Please write what comes next in the forum thread about the Koa salt and pepper shakers, picking up after its final line.

◆ Passage shown ◆
____________________
# Salt & Pepper Shakers in Hawaiian Koa



## BarbS (Jul 3, 2013)

Here's a fun little project I just completed, in Hawaiian Koa. They are 5" tall and 1-1/2" in diameter, with rubber plugs in the bottom for adding spices to each. I don't remember whose Koa this is; it may be from Big Cougar, I'm not sure. But it's beautifully rippled and polished up like a gem!

[attachment=27117]

[attachment=27118]


----------



## Kevin (Jul 3, 2013)

Nicely done. Love the form and you did well matching them.


----------



## SENC (Jul 3, 2013)

Very nice, Barb! Koa is pretty stuff.


----------



## DKMD (Jul 3, 2013)

Nicely done! Hard to beat a great shape and beautiful koa!


----------



## Treecycle Hardwoods (Jul 3, 2013)

well done!!


----------



## NYWoodturner (Jul 3, 2013)

Wow Barb - Very nice  Are they grinders too? That set would rock any kitchen 
Scott


----------



## BarbS (Jul 3, 2013)

Thanks everyone. No Scott, they're just shakers with a rubber plug on the bottom to fill from. My first peppermill sold all ready, so I have to get on it and make another, or several, now that I understand them!

[attachment=27130]


----------



## ripjack13 (Jul 3, 2013)

Nicely done Barb. Those look sweet.


----------



## drycreek (Jul 5, 2013)

Barb, I like, beautifully done.


----------



## ChrisN (Jul 6, 2013)

Very nice looking set! I've been thinking about making a set myself. Did you use a kit for these? Where did you get it?


----------



## BarbS (Jul 6, 2013)

Hi Chris-
There is no 'kit' proper, but Craft Supplies USA carries both the large shaker heads (they're the same; I stamped an 'S' and a 'P' on them with letter stamps from Lee Valley Tools) and they also have the rubber bungs for a 1" hole. I've heard bad stories about various chrome platings on salt shakers, but these came with a blue plastic protective liner on both sides. I believe that's to prevent scratches in shipping, and I removed the upper blue plastic, but left the inner liner on them, hoping it would prevent deterioration. They're easy, but I always seem to cause myself problems with the drilling. I forgot I'd need a recess on the bottom for the rubber bung, wider than the 1" hole it fits into, and had to re-drill that end (because the rubber bung won't let it sit flat on a surface if exposed) centering the forstner into an open hole. I solved that problem by turning a precisely fit dowel and centering the bit on it. I only needed 1/8" recess. So, now you can benefit from my stupidity and drill two dimensions in the bottom on the first go! I keep getting reminded... there is a Reason for prototypes. ;-)


----------



## DKMD (Jul 6, 2013)

Just out if curiosity, Barb... Why not turn the top inserts for these out of wood and just drill out little holes? Tedious? Yes, but you wouldn't have to worry about corrosion. If you start feeling really crazy, you could thread the wooden tops and leave out the rubber part too.

I may have to try it, too!


----------



## BarbS (Jul 6, 2013)

DKMD said:


> Just out if curiosity, Barb... Why not turn the top inserts for these out of wood and just drill out little holes? Tedious? Yes, but you wouldn't have to worry about corrosion. If you start feeling really crazy, you could thread the wooden tops and leave out the rubber part too.
> 
> I may have to try it, too!
____________________
◆ Information given ◆
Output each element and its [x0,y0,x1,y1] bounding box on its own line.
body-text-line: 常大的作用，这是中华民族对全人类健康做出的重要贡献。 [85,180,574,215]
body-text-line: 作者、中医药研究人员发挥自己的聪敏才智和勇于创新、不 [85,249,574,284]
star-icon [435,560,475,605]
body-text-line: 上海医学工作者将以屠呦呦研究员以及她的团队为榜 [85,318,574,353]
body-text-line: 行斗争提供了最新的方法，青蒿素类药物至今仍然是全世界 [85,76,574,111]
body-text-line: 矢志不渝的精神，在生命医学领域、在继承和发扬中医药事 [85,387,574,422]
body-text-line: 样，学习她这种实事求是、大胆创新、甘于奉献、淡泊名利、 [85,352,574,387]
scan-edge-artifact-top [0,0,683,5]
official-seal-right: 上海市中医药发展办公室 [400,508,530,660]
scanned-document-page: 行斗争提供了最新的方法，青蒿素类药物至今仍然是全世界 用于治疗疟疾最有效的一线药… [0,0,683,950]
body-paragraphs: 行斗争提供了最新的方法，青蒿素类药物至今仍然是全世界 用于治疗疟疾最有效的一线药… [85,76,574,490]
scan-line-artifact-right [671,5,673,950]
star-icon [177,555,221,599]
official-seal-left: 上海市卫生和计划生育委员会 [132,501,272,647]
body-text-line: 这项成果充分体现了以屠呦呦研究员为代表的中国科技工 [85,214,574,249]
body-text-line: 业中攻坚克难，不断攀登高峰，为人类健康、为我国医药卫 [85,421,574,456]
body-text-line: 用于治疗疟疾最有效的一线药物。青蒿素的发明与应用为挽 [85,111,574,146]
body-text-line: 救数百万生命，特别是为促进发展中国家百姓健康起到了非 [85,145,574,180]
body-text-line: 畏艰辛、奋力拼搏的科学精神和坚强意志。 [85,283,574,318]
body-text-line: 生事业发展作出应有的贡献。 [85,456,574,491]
____________________
◆ Exercise response ◆
I probably should make wood tops; could then use different sized holes, too. Since the shakers are filled from the bottom, the tops need not be detachable, just turn the shape and drill the holes in them. But these shaker tops were on sale; a woman can't resist. 
I've also heard all-wood shakers cause more humid clogging of the salt contained therein. Telling a customer to add a few dry grains of rice to the salt will prevent humidity changes in the wood from letting the holes clog badly.


----------



## DKMD (Jul 6, 2013)

I couldn't resist... I had to try it. Holly about 3.5" tall. I have no idea whether it works or not, but it looks like it might.
I don't think I could chase threads in koa(I didn't do very well with the holly), but I suppose one could use something else as a thread insert.

Thanks for the inspiration!
[attachment=27267]


----------



## drycreek (Jul 6, 2013)

You rock Doc!


----------



## Treecycle Hardwoods (Jul 6, 2013)

*RE: Salt & Pepper Shakers in Hawaiian Koa*

That does look awesome!


----------



## BarbS (Jul 6, 2013)

Well, you knocked that out in no time! Looks great. I've never chased threads, but that looks like a good way to go!


----------



## Sprung (Jul 6, 2013)

Barb and Keller, the shakers that both of you have made are very good looking! Great work both of you! If my wife saw the shakers both of you made, she'd probably try and have me commission either of you to make a set! (I'm holding out on her in the hopes that sometime she'll let me get a lathe of my own!)


----------



## ChrisN (Jul 6, 2013)

Thanks for the explanation, Barb. And Doc, your shaker looks awesome too! That's a neat idea that actually worked quite well, IMHO.



BarbS said:


> Hi Chris-
> There is no 'kit' proper, but Craft Supplies USA carries both the large shaker heads (they're the same; I stamped an 'S' and a 'P' on them with letter stamps from Lee Valley Tools) and they also have the rubber bungs for a 1" hole. I've heard bad stories about various chrome platings on salt shakers, but these came with a blue plastic protective liner on both sides. I believe that's to prevent scratches in shipping, and I removed the upper blue plastic, but left the inner liner on them, hoping it would prevent deterioration. They're easy, but I always seem to cause myself problems with the drilling. I forgot I'd need a recess on the bottom for the rubber bung, wider than the 1" hole it fits into, and had to re-drill that end (because the rubber bung won't let it sit flat on a surface if exposed) centering the forstner into an open hole. I solved that problem by turning a precisely fit dowel and centering the bit on it. I only needed 1/8" recess. So, now you can benefit from my stupidity and drill two dimensions in the bottom on the first go! I keep getting reminded... there is a Reason for prototypes. ;-)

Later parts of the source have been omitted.